Task details:
Go through the listing and set it down exactly, leaving out its pictures.

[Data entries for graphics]
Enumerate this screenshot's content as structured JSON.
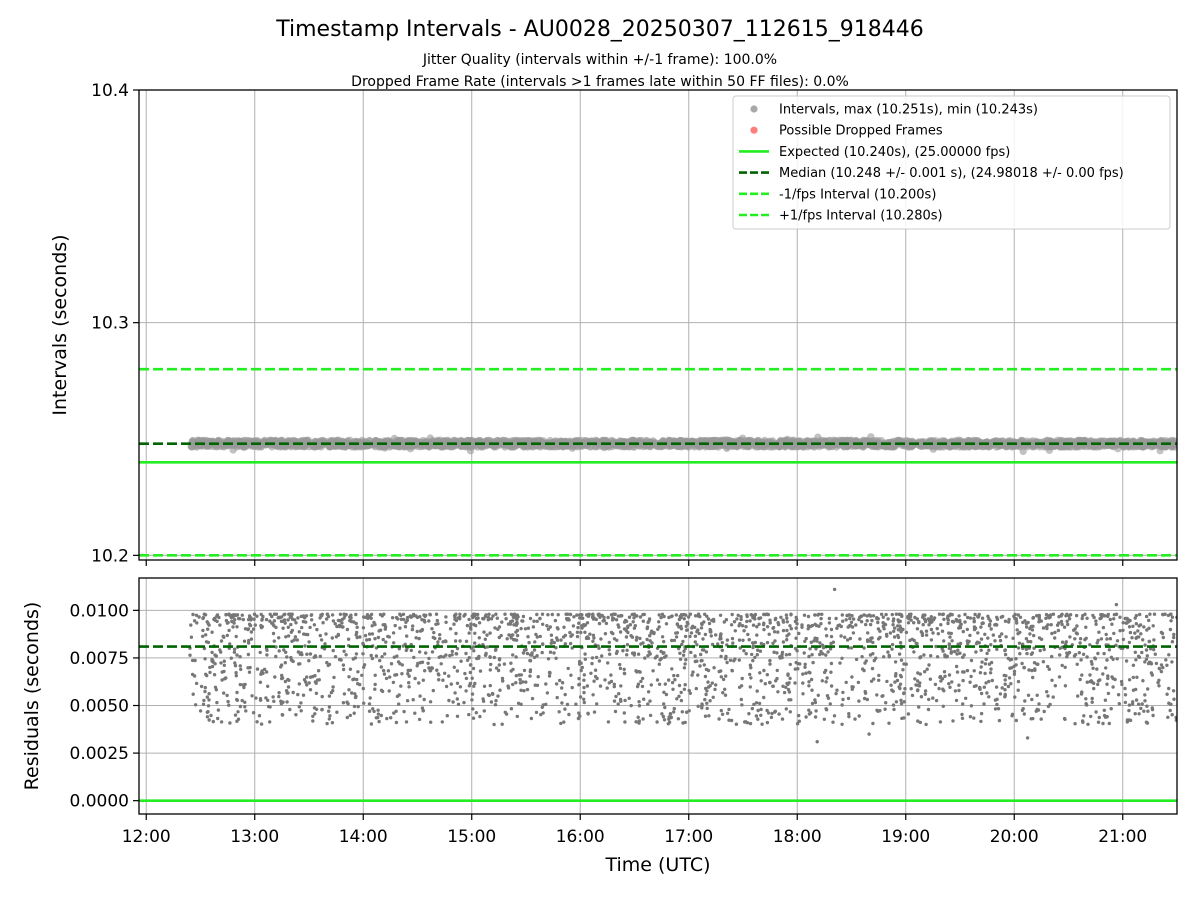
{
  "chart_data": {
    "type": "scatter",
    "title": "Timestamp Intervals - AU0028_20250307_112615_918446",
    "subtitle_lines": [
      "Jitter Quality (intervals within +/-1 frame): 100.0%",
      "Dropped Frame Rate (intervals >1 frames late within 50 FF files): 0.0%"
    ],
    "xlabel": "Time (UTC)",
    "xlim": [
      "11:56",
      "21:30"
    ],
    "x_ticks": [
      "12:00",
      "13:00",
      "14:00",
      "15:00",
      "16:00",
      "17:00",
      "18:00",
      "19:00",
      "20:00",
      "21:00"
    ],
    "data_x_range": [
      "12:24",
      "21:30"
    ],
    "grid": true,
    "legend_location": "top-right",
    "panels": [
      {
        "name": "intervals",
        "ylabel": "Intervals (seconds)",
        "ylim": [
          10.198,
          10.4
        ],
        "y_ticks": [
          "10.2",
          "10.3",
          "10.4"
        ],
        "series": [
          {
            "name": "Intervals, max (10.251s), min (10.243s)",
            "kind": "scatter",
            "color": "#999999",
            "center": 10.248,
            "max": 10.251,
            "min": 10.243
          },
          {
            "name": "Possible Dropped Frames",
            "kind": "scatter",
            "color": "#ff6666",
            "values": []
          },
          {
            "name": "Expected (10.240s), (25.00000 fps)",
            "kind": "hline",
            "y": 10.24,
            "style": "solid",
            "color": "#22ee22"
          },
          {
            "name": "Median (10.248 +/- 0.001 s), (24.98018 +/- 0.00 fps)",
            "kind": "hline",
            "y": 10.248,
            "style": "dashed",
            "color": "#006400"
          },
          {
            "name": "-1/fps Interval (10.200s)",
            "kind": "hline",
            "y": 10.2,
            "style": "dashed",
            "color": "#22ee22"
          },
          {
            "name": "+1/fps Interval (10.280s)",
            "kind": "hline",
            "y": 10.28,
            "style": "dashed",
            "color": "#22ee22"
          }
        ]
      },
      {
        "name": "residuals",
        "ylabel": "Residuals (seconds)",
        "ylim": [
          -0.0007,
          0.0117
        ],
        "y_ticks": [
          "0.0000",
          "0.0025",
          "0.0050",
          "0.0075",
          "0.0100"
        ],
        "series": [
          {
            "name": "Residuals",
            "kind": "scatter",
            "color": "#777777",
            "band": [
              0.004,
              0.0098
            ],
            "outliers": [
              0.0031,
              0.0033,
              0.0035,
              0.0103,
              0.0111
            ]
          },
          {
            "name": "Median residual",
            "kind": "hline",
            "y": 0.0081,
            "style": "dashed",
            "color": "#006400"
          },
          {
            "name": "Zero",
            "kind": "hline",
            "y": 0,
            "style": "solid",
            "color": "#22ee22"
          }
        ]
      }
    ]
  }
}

Solution for this problem:
Enumerate this screenshot's content as structured JSON.
{
  "chart_data": {
    "type": "scatter",
    "title": "Timestamp Intervals - AU0028_20250307_112615_918446",
    "subtitle_lines": [
      "Jitter Quality (intervals within +/-1 frame): 100.0%",
      "Dropped Frame Rate (intervals >1 frames late within 50 FF files): 0.0%"
    ],
    "xlabel": "Time (UTC)",
    "xlim": [
      "11:56",
      "21:30"
    ],
    "x_ticks": [
      "12:00",
      "13:00",
      "14:00",
      "15:00",
      "16:00",
      "17:00",
      "18:00",
      "19:00",
      "20:00",
      "21:00"
    ],
    "data_x_range": [
      "12:24",
      "21:30"
    ],
    "grid": true,
    "legend_location": "top-right",
    "panels": [
      {
        "name": "intervals",
        "ylabel": "Intervals (seconds)",
        "ylim": [
          10.198,
          10.4
        ],
        "y_ticks": [
          "10.2",
          "10.3",
          "10.4"
        ],
        "series": [
          {
            "name": "Intervals, max (10.251s), min (10.243s)",
            "kind": "scatter",
            "color": "#999999",
            "center": 10.248,
            "max": 10.251,
            "min": 10.243
          },
          {
            "name": "Possible Dropped Frames",
            "kind": "scatter",
            "color": "#ff6666",
            "values": []
          },
          {
            "name": "Expected (10.240s), (25.00000 fps)",
            "kind": "hline",
            "y": 10.24,
            "style": "solid",
            "color": "#22ee22"
          },
          {
            "name": "Median (10.248 +/- 0.001 s), (24.98018 +/- 0.00 fps)",
            "kind": "hline",
            "y": 10.248,
            "style": "dashed",
            "color": "#006400"
          },
          {
            "name": "-1/fps Interval (10.200s)",
            "kind": "hline",
            "y": 10.2,
            "style": "dashed",
            "color": "#22ee22"
          },
          {
            "name": "+1/fps Interval (10.280s)",
            "kind": "hline",
            "y": 10.28,
            "style": "dashed",
            "color": "#22ee22"
          }
        ]
      },
      {
        "name": "residuals",
        "ylabel": "Residuals (seconds)",
        "ylim": [
          -0.0007,
          0.0117
        ],
        "y_ticks": [
          "0.0000",
          "0.0025",
          "0.0050",
          "0.0075",
          "0.0100"
        ],
        "series": [
          {
            "name": "Residuals",
            "kind": "scatter",
            "color": "#777777",
            "band": [
              0.004,
              0.0098
            ],
            "outliers": [
              0.0031,
              0.0033,
              0.0035,
              0.0103,
              0.0111
            ]
          },
          {
            "name": "Median residual",
            "kind": "hline",
            "y": 0.0081,
            "style": "dashed",
            "color": "#006400"
          },
          {
            "name": "Zero",
            "kind": "hline",
            "y": 0,
            "style": "solid",
            "color": "#22ee22"
          }
        ]
      }
    ]
  }
}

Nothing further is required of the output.